---------- MATERIAL FOR THIS TASK ----------

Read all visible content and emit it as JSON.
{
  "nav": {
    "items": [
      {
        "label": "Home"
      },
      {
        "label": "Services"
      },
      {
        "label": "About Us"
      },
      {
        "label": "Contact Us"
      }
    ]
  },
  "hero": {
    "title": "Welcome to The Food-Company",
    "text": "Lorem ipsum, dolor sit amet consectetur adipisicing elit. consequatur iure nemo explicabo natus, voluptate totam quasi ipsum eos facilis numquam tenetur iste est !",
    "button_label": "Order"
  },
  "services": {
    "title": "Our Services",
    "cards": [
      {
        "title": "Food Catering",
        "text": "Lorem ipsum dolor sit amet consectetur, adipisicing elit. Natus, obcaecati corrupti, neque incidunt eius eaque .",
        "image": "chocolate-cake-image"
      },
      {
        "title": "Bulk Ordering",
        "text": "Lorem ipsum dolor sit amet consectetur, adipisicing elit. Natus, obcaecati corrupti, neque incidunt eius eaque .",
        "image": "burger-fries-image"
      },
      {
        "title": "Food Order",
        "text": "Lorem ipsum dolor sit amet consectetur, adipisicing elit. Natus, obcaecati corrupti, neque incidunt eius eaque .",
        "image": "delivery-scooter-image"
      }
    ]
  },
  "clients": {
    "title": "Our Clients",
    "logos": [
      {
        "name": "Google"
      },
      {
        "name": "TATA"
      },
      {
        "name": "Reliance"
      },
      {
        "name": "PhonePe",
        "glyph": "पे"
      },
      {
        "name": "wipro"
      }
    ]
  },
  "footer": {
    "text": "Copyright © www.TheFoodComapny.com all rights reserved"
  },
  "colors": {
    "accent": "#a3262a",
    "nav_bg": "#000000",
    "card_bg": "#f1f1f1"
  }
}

----------

[GIVEN INSTRUCTION]
Scan the material above and determine how many lines include the word "title"; report only the number.

[COMPLETED EXERCISE]
6